Exercise task:
Each line that includes the word "JSON" counts once; give the total and nothing more.
++++ Material provided ++++
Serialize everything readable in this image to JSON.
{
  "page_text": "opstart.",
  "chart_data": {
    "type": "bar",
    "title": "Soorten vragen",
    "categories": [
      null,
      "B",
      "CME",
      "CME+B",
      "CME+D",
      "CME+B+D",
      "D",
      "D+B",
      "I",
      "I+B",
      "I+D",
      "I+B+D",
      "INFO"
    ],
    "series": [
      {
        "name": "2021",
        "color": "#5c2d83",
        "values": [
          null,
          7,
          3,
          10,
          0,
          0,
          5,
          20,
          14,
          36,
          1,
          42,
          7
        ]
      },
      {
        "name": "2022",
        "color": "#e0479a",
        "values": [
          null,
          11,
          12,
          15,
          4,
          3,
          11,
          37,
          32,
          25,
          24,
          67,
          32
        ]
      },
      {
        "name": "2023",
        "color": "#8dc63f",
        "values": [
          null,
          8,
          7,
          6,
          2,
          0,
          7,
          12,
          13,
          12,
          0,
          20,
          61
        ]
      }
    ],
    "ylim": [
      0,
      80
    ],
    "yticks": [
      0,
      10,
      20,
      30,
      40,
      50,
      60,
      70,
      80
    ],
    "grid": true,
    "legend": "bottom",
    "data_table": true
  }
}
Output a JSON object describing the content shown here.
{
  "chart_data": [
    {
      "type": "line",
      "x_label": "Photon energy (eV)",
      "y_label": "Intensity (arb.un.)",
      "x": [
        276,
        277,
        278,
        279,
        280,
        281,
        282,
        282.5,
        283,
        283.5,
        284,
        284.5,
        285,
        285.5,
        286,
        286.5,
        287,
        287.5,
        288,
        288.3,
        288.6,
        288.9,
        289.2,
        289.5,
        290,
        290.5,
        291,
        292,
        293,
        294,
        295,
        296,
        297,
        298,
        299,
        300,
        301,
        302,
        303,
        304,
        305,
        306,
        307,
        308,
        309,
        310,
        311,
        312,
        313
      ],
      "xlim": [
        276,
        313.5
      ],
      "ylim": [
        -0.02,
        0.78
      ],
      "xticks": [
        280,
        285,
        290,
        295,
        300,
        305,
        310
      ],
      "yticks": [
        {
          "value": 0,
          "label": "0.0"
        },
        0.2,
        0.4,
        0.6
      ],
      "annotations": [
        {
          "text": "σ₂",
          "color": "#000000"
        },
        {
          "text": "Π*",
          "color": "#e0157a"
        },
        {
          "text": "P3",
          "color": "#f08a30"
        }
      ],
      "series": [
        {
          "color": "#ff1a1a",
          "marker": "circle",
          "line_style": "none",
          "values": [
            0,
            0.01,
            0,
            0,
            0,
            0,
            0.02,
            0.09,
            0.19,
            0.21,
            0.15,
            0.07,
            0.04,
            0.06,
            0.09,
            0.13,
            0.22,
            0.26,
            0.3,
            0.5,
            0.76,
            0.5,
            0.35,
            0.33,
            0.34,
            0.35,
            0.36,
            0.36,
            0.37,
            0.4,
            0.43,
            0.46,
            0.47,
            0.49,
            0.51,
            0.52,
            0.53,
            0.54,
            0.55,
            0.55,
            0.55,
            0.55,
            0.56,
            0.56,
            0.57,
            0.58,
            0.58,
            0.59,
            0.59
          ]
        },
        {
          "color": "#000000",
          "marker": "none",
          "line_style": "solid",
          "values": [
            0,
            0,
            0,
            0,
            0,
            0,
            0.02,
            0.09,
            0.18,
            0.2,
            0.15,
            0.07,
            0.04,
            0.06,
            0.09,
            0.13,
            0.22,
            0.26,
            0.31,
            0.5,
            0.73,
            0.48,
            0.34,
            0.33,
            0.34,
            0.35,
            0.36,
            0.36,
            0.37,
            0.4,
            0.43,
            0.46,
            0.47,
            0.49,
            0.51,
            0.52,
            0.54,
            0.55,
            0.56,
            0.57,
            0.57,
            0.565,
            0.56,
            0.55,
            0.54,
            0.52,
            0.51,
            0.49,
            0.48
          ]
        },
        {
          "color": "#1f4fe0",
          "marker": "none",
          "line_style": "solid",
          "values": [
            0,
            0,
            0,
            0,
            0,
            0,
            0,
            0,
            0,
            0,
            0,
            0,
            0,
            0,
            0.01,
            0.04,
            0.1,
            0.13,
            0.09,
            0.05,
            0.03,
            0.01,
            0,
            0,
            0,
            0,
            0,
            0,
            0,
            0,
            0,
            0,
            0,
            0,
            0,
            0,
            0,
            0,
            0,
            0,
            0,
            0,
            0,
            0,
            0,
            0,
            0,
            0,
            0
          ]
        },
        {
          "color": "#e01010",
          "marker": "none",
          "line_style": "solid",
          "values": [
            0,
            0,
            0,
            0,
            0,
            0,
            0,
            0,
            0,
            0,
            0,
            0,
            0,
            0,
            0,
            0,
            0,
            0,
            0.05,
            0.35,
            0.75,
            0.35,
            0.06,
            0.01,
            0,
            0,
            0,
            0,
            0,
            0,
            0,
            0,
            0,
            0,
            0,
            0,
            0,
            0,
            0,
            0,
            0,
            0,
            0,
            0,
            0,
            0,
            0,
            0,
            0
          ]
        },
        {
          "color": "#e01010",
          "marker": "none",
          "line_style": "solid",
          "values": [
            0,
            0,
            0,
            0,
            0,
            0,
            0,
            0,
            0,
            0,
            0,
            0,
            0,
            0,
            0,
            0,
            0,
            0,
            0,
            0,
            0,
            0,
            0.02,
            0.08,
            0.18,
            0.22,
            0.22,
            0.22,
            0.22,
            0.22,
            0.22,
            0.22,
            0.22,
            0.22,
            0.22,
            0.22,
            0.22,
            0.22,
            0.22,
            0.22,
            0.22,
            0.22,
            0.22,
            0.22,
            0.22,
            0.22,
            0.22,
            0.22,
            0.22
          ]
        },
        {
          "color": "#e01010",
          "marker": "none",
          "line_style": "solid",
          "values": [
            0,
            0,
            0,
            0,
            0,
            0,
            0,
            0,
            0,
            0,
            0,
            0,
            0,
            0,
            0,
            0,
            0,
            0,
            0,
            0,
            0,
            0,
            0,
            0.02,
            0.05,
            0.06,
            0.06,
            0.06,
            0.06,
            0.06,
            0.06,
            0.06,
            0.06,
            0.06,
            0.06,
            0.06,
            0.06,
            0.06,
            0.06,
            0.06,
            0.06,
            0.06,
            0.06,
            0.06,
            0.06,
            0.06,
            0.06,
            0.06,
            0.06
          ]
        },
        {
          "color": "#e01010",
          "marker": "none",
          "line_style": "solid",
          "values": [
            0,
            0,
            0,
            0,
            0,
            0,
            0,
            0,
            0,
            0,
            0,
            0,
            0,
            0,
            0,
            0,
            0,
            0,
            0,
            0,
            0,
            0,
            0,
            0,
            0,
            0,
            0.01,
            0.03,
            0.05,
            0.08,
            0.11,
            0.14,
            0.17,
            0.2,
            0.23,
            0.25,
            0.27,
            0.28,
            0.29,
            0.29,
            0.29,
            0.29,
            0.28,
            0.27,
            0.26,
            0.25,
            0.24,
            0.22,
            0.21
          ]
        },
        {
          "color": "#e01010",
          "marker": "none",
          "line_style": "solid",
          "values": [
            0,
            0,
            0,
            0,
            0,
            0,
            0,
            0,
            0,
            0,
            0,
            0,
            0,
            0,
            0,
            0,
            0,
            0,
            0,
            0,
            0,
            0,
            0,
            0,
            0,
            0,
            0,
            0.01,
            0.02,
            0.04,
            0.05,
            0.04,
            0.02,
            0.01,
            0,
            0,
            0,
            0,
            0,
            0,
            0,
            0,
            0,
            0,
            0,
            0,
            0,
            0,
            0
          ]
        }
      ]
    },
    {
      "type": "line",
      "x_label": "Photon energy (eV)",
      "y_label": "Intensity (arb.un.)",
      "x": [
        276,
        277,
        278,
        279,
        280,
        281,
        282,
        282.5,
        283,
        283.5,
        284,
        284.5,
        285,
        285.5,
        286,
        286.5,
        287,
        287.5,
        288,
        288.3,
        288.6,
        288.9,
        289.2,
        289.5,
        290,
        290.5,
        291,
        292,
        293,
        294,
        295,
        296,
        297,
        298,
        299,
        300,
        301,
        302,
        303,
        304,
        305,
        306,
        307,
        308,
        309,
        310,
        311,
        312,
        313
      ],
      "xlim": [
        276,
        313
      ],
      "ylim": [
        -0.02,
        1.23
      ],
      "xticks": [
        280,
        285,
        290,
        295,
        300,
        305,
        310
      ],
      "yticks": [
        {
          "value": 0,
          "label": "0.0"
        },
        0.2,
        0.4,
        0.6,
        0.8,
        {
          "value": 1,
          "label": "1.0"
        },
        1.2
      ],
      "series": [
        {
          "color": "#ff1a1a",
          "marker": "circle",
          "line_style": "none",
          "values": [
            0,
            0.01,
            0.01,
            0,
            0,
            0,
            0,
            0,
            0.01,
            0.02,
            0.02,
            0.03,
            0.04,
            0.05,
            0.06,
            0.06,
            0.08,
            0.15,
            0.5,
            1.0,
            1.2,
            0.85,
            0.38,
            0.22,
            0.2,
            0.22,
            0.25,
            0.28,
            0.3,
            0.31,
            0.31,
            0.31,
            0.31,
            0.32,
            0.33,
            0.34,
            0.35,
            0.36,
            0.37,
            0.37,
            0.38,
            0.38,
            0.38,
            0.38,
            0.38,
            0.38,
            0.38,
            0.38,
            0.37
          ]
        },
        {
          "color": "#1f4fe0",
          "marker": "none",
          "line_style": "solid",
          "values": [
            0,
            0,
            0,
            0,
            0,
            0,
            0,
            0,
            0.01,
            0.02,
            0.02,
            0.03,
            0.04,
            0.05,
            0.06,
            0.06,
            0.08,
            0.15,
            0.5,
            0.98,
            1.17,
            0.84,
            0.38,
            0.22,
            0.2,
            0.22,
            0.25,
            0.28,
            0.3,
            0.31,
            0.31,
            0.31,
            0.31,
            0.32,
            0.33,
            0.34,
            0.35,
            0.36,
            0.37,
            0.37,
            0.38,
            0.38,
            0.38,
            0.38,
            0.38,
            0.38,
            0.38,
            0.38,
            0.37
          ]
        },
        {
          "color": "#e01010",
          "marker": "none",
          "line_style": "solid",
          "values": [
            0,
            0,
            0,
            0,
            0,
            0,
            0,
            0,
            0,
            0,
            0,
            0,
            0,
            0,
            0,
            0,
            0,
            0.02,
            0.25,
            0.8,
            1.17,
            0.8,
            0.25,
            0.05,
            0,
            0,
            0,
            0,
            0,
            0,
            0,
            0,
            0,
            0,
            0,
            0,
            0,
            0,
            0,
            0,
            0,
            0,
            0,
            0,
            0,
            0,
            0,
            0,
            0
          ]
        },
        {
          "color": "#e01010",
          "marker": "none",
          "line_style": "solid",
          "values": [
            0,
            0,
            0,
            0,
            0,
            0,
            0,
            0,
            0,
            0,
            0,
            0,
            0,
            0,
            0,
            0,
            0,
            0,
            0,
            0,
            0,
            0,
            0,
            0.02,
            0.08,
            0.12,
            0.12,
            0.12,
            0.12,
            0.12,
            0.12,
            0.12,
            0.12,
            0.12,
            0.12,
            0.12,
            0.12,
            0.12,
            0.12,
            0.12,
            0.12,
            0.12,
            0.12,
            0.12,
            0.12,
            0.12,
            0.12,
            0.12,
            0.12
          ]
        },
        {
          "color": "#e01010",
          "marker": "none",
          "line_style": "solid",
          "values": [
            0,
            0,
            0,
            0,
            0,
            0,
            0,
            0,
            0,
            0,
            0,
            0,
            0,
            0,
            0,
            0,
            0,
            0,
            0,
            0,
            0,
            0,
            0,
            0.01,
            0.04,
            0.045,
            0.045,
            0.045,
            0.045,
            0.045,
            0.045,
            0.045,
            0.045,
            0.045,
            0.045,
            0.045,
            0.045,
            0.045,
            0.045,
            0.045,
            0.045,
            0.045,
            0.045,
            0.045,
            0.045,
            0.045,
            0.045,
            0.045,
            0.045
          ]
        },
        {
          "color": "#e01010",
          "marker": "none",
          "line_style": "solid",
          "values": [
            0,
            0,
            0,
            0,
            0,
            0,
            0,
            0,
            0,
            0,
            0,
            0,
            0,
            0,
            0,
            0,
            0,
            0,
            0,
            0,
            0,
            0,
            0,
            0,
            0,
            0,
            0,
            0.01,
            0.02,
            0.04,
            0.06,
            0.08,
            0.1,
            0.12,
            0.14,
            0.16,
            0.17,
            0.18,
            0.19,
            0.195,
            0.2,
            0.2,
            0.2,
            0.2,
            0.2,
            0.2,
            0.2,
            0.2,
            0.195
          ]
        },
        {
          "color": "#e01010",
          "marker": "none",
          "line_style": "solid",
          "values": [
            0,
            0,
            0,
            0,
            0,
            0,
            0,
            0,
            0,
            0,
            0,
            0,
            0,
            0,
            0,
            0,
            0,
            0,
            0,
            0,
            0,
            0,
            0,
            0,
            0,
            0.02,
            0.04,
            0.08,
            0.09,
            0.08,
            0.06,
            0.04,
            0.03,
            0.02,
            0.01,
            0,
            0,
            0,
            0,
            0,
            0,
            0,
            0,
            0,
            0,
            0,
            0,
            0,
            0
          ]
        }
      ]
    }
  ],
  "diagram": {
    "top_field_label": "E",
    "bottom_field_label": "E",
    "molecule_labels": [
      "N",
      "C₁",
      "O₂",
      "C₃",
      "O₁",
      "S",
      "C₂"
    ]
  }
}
++++
Solution for this exercise:
2